**What to produce**
Present the following data again exactly as it is shown.

**Task material**
○ ○ ○ ○ ○ ○ ○

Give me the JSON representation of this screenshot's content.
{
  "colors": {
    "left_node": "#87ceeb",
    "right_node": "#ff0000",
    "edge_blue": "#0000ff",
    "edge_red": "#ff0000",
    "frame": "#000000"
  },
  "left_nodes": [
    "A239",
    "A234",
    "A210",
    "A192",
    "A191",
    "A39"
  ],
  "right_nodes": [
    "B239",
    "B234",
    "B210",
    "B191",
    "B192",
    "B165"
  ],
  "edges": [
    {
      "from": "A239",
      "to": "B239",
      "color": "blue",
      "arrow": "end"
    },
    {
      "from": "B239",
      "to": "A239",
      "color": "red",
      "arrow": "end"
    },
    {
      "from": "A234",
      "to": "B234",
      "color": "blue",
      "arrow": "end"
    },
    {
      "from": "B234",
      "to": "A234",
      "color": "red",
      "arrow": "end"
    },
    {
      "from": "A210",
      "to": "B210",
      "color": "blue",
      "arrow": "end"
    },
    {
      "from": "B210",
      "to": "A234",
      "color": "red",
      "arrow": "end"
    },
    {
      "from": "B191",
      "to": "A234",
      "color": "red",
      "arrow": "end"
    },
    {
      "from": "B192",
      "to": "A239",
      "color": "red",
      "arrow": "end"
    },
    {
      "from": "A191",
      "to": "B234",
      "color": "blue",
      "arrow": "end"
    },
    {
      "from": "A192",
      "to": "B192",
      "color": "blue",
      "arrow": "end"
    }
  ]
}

○ ○ ○ ○ ○ ○ ○

**Response to the exercise**
Give me the JSON representation of this screenshot's content.
{
  "colors": {
    "left_node": "#87ceeb",
    "right_node": "#ff0000",
    "edge_blue": "#0000ff",
    "edge_red": "#ff0000",
    "frame": "#000000"
  },
  "left_nodes": [
    "A239",
    "A234",
    "A210",
    "A192",
    "A191",
    "A39"
  ],
  "right_nodes": [
    "B239",
    "B234",
    "B210",
    "B191",
    "B192",
    "B165"
  ],
  "edges": [
    {
      "from": "A239",
      "to": "B239",
      "color": "blue",
      "arrow": "end"
    },
    {
      "from": "B239",
      "to": "A239",
      "color": "red",
      "arrow": "end"
    },
    {
      "from": "A234",
      "to": "B234",
      "color": "blue",
      "arrow": "end"
    },
    {
      "from": "B234",
      "to": "A234",
      "color": "red",
      "arrow": "end"
    },
    {
      "from": "A210",
      "to": "B210",
      "color": "blue",
      "arrow": "end"
    },
    {
      "from": "B210",
      "to": "A234",
      "color": "red",
      "arrow": "end"
    },
    {
      "from": "B191",
      "to": "A234",
      "color": "red",
      "arrow": "end"
    },
    {
      "from": "B192",
      "to": "A239",
      "color": "red",
      "arrow": "end"
    },
    {
      "from": "A191",
      "to": "B234",
      "color": "blue",
      "arrow": "end"
    },
    {
      "from": "A192",
      "to": "B192",
      "color": "blue",
      "arrow": "end"
    }
  ]
}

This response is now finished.